▶ **Stated goal**:
Return the full listing exactly as it is written.

▶ **Input data**:

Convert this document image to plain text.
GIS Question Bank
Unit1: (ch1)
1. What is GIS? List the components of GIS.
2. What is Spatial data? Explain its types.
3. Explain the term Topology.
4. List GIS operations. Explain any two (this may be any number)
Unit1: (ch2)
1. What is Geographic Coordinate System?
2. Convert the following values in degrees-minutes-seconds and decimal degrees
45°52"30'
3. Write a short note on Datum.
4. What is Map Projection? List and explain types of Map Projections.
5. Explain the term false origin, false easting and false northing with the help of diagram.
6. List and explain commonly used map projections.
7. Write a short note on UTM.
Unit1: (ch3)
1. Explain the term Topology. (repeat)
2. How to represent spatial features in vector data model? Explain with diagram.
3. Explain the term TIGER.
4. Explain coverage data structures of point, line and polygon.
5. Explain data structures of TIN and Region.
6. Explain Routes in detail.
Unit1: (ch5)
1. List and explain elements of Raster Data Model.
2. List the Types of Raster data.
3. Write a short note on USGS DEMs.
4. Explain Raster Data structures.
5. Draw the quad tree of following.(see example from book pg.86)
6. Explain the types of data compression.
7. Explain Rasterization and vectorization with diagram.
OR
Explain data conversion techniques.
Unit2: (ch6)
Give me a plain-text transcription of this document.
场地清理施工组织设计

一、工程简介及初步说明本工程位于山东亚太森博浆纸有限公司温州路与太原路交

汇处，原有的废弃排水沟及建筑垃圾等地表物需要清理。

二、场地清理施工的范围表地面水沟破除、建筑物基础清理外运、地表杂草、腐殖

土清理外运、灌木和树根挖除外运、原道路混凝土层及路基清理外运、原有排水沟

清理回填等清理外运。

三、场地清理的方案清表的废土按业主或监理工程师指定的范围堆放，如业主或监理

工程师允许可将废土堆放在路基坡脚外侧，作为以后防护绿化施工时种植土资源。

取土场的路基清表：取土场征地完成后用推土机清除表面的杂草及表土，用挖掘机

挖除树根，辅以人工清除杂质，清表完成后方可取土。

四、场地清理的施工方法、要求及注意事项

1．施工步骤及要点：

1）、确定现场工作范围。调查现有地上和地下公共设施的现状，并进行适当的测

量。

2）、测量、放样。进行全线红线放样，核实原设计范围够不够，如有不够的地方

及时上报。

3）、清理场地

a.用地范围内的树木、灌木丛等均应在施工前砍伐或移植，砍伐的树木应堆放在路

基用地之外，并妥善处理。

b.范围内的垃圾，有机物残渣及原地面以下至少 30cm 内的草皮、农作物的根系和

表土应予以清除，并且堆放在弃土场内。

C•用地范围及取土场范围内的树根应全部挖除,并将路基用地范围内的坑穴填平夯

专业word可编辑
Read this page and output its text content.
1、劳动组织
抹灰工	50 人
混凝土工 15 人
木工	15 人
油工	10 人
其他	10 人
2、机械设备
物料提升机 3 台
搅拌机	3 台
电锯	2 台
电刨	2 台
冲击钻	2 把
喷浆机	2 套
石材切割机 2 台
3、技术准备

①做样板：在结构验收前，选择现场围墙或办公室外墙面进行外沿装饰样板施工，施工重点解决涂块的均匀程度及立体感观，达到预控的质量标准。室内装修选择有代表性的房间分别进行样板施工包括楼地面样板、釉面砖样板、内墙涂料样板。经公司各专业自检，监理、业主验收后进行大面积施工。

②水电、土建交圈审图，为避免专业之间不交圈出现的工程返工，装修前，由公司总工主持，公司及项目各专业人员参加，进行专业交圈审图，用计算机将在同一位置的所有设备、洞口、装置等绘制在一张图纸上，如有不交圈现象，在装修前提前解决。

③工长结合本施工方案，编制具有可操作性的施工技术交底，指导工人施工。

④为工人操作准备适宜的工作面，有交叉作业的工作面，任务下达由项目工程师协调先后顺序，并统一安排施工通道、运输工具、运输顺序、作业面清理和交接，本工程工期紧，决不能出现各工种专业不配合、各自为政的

▶ **Task solution**:
Convert this document image to plain text.
GIS Question Bank
Unit1: (ch1)
1. What is GIS? List the components of GIS.
2. What is Spatial data? Explain its types.
3. Explain the term Topology.
4. List GIS operations. Explain any two (this may be any number)
Unit1: (ch2)
1. What is Geographic Coordinate System?
2. Convert the following values in degrees-minutes-seconds and decimal degrees
45°52"30'
3. Write a short note on Datum.
4. What is Map Projection? List and explain types of Map Projections.
5. Explain the term false origin, false easting and false northing with the help of diagram.
6. List and explain commonly used map projections.
7. Write a short note on UTM.
Unit1: (ch3)
1. Explain the term Topology. (repeat)
2. How to represent spatial features in vector data model? Explain with diagram.
3. Explain the term TIGER.
4. Explain coverage data structures of point, line and polygon.
5. Explain data structures of TIN and Region.
6. Explain Routes in detail.
Unit1: (ch5)
1. List and explain elements of Raster Data Model.
2. List the Types of Raster data.
3. Write a short note on USGS DEMs.
4. Explain Raster Data structures.
5. Draw the quad tree of following.(see example from book pg.86)
6. Explain the types of data compression.
7. Explain Rasterization and vectorization with diagram.
OR
Explain data conversion techniques.
Unit2: (ch6)
Give me a plain-text transcription of this document.
场地清理施工组织设计

一、工程简介及初步说明本工程位于山东亚太森博浆纸有限公司温州路与太原路交

汇处，原有的废弃排水沟及建筑垃圾等地表物需要清理。

二、场地清理施工的范围表地面水沟破除、建筑物基础清理外运、地表杂草、腐殖

土清理外运、灌木和树根挖除外运、原道路混凝土层及路基清理外运、原有排水沟

清理回填等清理外运。

三、场地清理的方案清表的废土按业主或监理工程师指定的范围堆放，如业主或监理

工程师允许可将废土堆放在路基坡脚外侧，作为以后防护绿化施工时种植土资源。

取土场的路基清表：取土场征地完成后用推土机清除表面的杂草及表土，用挖掘机

挖除树根，辅以人工清除杂质，清表完成后方可取土。

四、场地清理的施工方法、要求及注意事项

1．施工步骤及要点：

1）、确定现场工作范围。调查现有地上和地下公共设施的现状，并进行适当的测

量。

2）、测量、放样。进行全线红线放样，核实原设计范围够不够，如有不够的地方

及时上报。

3）、清理场地

a.用地范围内的树木、灌木丛等均应在施工前砍伐或移植，砍伐的树木应堆放在路

基用地之外，并妥善处理。

b.范围内的垃圾，有机物残渣及原地面以下至少 30cm 内的草皮、农作物的根系和

表土应予以清除，并且堆放在弃土场内。

C•用地范围及取土场范围内的树根应全部挖除,并将路基用地范围内的坑穴填平夯

专业word可编辑
Read this page and output its text content.
1、劳动组织
抹灰工	50 人
混凝土工 15 人
木工	15 人
油工	10 人
其他	10 人
2、机械设备
物料提升机 3 台
搅拌机	3 台
电锯	2 台
电刨	2 台
冲击钻	2 把
喷浆机	2 套
石材切割机 2 台
3、技术准备

①做样板：在结构验收前，选择现场围墙或办公室外墙面进行外沿装饰样板施工，施工重点解决涂块的均匀程度及立体感观，达到预控的质量标准。室内装修选择有代表性的房间分别进行样板施工包括楼地面样板、釉面砖样板、内墙涂料样板。经公司各专业自检，监理、业主验收后进行大面积施工。

②水电、土建交圈审图，为避免专业之间不交圈出现的工程返工，装修前，由公司总工主持，公司及项目各专业人员参加，进行专业交圈审图，用计算机将在同一位置的所有设备、洞口、装置等绘制在一张图纸上，如有不交圈现象，在装修前提前解决。

③工长结合本施工方案，编制具有可操作性的施工技术交底，指导工人施工。

④为工人操作准备适宜的工作面，有交叉作业的工作面，任务下达由项目工程师协调先后顺序，并统一安排施工通道、运输工具、运输顺序、作业面清理和交接，本工程工期紧，决不能出现各工种专业不配合、各自为政的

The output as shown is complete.